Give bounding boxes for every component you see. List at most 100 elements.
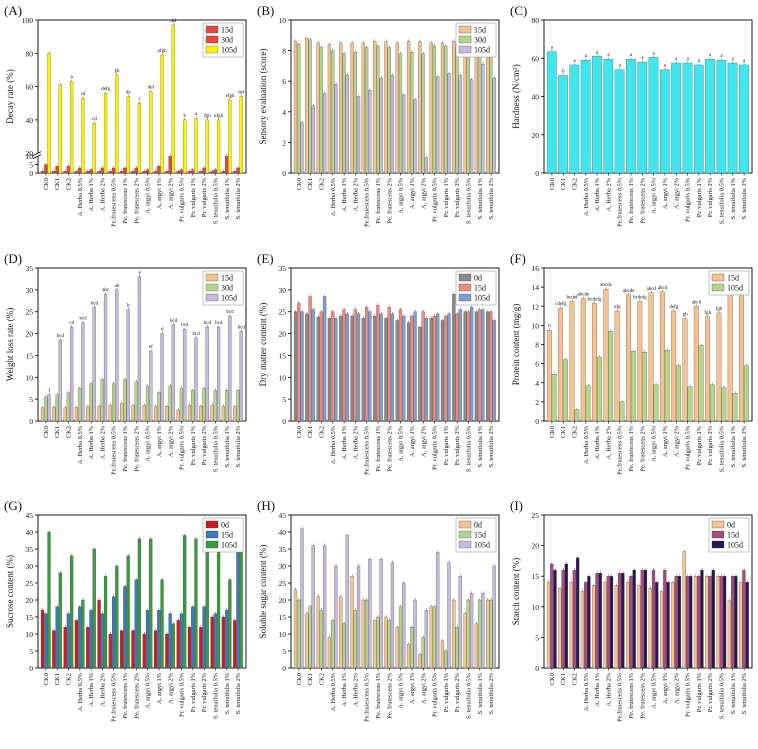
bar-F-s1-c4: [597, 356, 602, 422]
significance-label: fgh: [704, 311, 711, 316]
significance-label: b: [562, 69, 565, 74]
bar-D-s2-c12: [183, 329, 187, 422]
significance-label: f: [48, 389, 50, 394]
y-tick-label: 35: [26, 545, 34, 554]
bar-H-s1-c7: [376, 616, 380, 669]
bar-G-s1-c2: [66, 613, 70, 669]
bar-B-s1-c12: [432, 45, 437, 174]
bar-B-s1-c6: [364, 47, 369, 174]
bar-D-s0-c10: [153, 406, 158, 422]
x-tick-label: CK2: [319, 426, 326, 438]
bar-H-s2-c4: [345, 535, 349, 669]
significance-label: b: [127, 304, 130, 309]
bar-D-s1-c2: [66, 392, 70, 422]
x-tick-label: S. tenuifolia 1%: [477, 672, 484, 714]
significance-label: a: [630, 53, 633, 58]
bar-H-s0-c14: [452, 599, 456, 669]
legend-swatch: [711, 283, 725, 292]
panel-E: (E) 0 5 10 15 20 25 30 35 Dry matter content (%) C…: [257, 251, 500, 475]
x-tick-label: A. Herba 2%: [605, 425, 612, 459]
bar-E-s2-c13: [447, 313, 451, 422]
bar-E-s1-c0: [297, 302, 301, 422]
x-tick-label: Pe. frutescens 2%: [133, 425, 140, 471]
bar-H-s1-c9: [398, 606, 403, 669]
y-tick-label: 5: [29, 395, 33, 404]
x-tick-label: Pe.fruiescens 0.5%: [111, 672, 118, 721]
bar-A-s0-c2: [63, 171, 67, 174]
y-tick-label: 0: [29, 169, 33, 178]
significance-label: a: [709, 53, 712, 58]
bar-B-s0-c11: [418, 41, 422, 174]
bar-D-s0-c7: [120, 403, 124, 422]
x-tick-label: Pr. vulgaris 0.5%: [179, 177, 186, 222]
bar-E-s0-c17: [486, 311, 490, 422]
x-tick-label: Pr. vulgaris 0.5%: [685, 672, 692, 717]
bar-I-s0-c9: [648, 588, 652, 669]
legend-swatch: [458, 45, 472, 54]
bar-G-s0-c9: [142, 633, 146, 669]
bar-G-s2-c13: [194, 538, 198, 669]
bar-D-s2-c8: [137, 276, 142, 422]
bar-D-s0-c5: [97, 406, 101, 422]
x-tick-label: Pe.fruiescens 0.5%: [111, 425, 118, 474]
significance-label: b: [184, 114, 187, 119]
bar-A-s1-c5: [100, 167, 104, 174]
x-tick-label: Pr. vulgaris 1%: [190, 672, 197, 712]
bar-H-s0-c8: [384, 616, 388, 669]
x-tick-label: CK2: [66, 178, 73, 190]
bar-I-s2-c6: [621, 573, 625, 669]
bar-G-s1-c5: [100, 613, 104, 669]
bar-B-s0-c2: [316, 42, 320, 174]
y-axis-label: Starch content (%): [511, 558, 521, 625]
bar-A-s1-c8: [134, 167, 138, 174]
x-tick-label: A. Herba 2%: [352, 177, 359, 211]
bar-C-s0-c9: [648, 57, 659, 174]
x-tick-label: CK0: [43, 673, 50, 685]
x-tick-label: A. Herba 2%: [352, 425, 359, 459]
bar-I-s0-c13: [693, 576, 698, 669]
bar-G-s1-c1: [55, 606, 59, 669]
x-tick-label: Pr. vulgaris 1%: [696, 425, 703, 465]
y-tick-label: 5: [282, 647, 286, 656]
bar-I-s2-c16: [734, 576, 738, 669]
legend-entry: 0d: [727, 521, 735, 530]
bar-B-s1-c0: [297, 44, 301, 174]
x-tick-label: A. Herba 1%: [341, 672, 348, 706]
bar-G-s0-c6: [108, 633, 112, 669]
bar-A-s1-c11: [168, 156, 172, 174]
bar-A-s1-c3: [78, 167, 82, 174]
bar-E-s2-c3: [334, 318, 338, 422]
bar-A-s1-c15: [213, 169, 217, 174]
bar-F-s0-c13: [693, 306, 699, 422]
significance-label: bcd: [170, 319, 178, 324]
y-tick-label: 5: [282, 395, 286, 404]
bar-F-s1-c17: [743, 365, 749, 422]
x-tick-label: A. Herba 2%: [99, 177, 106, 211]
bar-B-s1-c4: [342, 53, 346, 174]
y-tick-label: 25: [26, 579, 34, 588]
x-tick-label: A. argyi 2%: [420, 425, 427, 457]
bar-F-s0-c4: [592, 303, 597, 422]
panel-label: (G): [4, 498, 22, 513]
bar-F-s0-c3: [580, 298, 586, 422]
bar-I-s1-c12: [685, 576, 690, 669]
y-tick-label: 12: [532, 302, 540, 311]
legend-entry: 15d: [474, 284, 486, 293]
y-tick-label: 20: [26, 596, 34, 605]
bar-H-s2-c16: [481, 593, 485, 669]
significance-label: ab: [115, 284, 120, 289]
bar-G-s0-c17: [233, 620, 237, 669]
significance-label: fgh: [204, 114, 211, 119]
x-tick-label: CK0: [296, 426, 303, 438]
x-tick-label: Pe.fruiescens 0.5%: [364, 425, 371, 474]
legend-entry: 105d: [474, 541, 490, 550]
bar-E-s1-c14: [455, 313, 459, 422]
bar-E-s2-c5: [356, 313, 361, 422]
bar-D-s2-c15: [216, 326, 221, 422]
bar-G-s2-c11: [171, 623, 175, 669]
bar-D-s0-c17: [233, 406, 237, 422]
x-tick-label: CK0: [549, 673, 556, 685]
x-tick-label: A. argyi 2%: [673, 672, 680, 704]
bar-G-s0-c10: [153, 630, 158, 669]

• **What the exercise asks**:
Which lines of the listing above contain the word "significance"? Identify each one and copy it out in full.

• **Result for this task**:
significance-label: fgh: [704, 311, 711, 316]
significance-label: b: [562, 69, 565, 74]
significance-label: f: [48, 389, 50, 394]
significance-label: b: [127, 304, 130, 309]
significance-label: a: [630, 53, 633, 58]
significance-label: a: [709, 53, 712, 58]
significance-label: b: [184, 114, 187, 119]
significance-label: bcd: [170, 319, 178, 324]
significance-label: ab: [115, 284, 120, 289]
significance-label: fgh: [204, 114, 211, 119]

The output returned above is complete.